◆ AVAILABLE DATA:

────────

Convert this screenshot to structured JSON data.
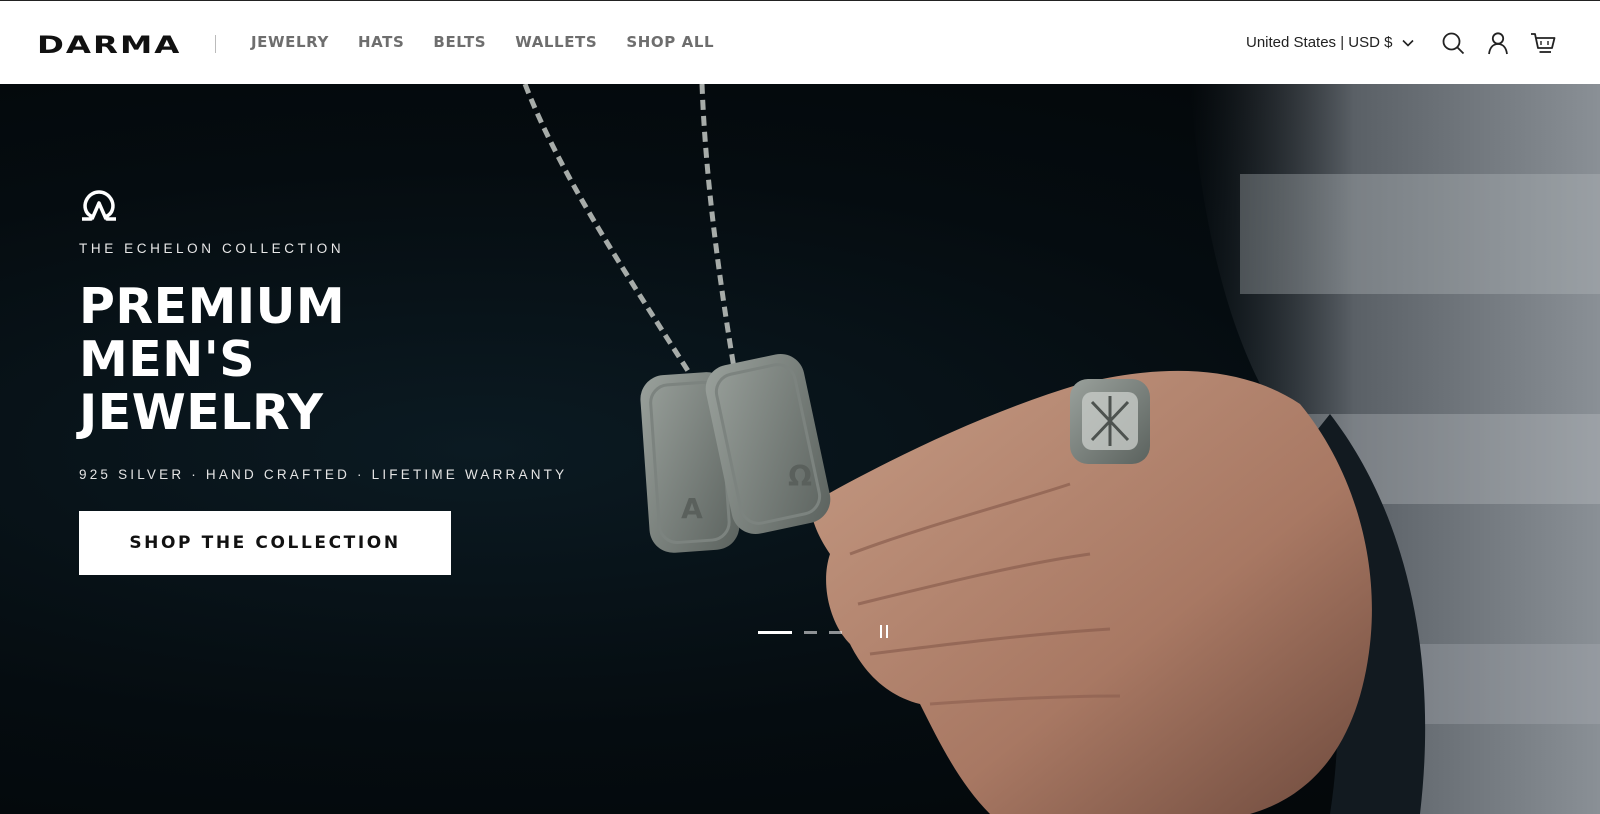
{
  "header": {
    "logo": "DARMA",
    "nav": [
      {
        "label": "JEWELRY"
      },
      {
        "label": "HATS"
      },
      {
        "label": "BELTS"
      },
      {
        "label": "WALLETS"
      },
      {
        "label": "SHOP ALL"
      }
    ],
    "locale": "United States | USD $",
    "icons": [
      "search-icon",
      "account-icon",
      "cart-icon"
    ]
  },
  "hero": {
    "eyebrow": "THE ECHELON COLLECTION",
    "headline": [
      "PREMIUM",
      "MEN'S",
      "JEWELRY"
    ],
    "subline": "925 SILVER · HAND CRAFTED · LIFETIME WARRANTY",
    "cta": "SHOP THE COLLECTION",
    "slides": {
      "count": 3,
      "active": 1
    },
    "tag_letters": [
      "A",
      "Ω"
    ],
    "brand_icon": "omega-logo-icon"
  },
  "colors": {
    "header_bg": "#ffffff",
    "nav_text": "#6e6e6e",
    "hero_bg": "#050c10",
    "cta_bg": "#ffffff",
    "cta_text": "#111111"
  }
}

────────

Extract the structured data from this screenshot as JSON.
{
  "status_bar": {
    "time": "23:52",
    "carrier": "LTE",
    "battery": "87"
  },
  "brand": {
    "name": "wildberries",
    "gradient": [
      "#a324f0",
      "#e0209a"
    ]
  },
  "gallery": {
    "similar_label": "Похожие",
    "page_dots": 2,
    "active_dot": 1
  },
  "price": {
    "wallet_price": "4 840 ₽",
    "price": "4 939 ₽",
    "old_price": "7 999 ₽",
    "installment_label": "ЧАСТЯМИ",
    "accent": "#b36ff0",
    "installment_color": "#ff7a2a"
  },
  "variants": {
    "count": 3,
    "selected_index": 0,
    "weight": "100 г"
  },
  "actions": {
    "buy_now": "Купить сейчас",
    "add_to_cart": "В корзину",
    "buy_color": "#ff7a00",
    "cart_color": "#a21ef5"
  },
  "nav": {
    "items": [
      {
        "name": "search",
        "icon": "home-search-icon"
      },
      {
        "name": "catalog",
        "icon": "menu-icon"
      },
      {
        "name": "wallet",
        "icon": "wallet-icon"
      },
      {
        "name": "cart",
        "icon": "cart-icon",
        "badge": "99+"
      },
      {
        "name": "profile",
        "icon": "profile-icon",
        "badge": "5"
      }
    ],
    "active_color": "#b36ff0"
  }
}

────────

◆ PROMPT: Pull out all lines from the entries above in which the word "SHOP" appears.

◆ EXERCISE OUTPUT:
        "label": "SHOP ALL"
    "cta": "SHOP THE COLLECTION",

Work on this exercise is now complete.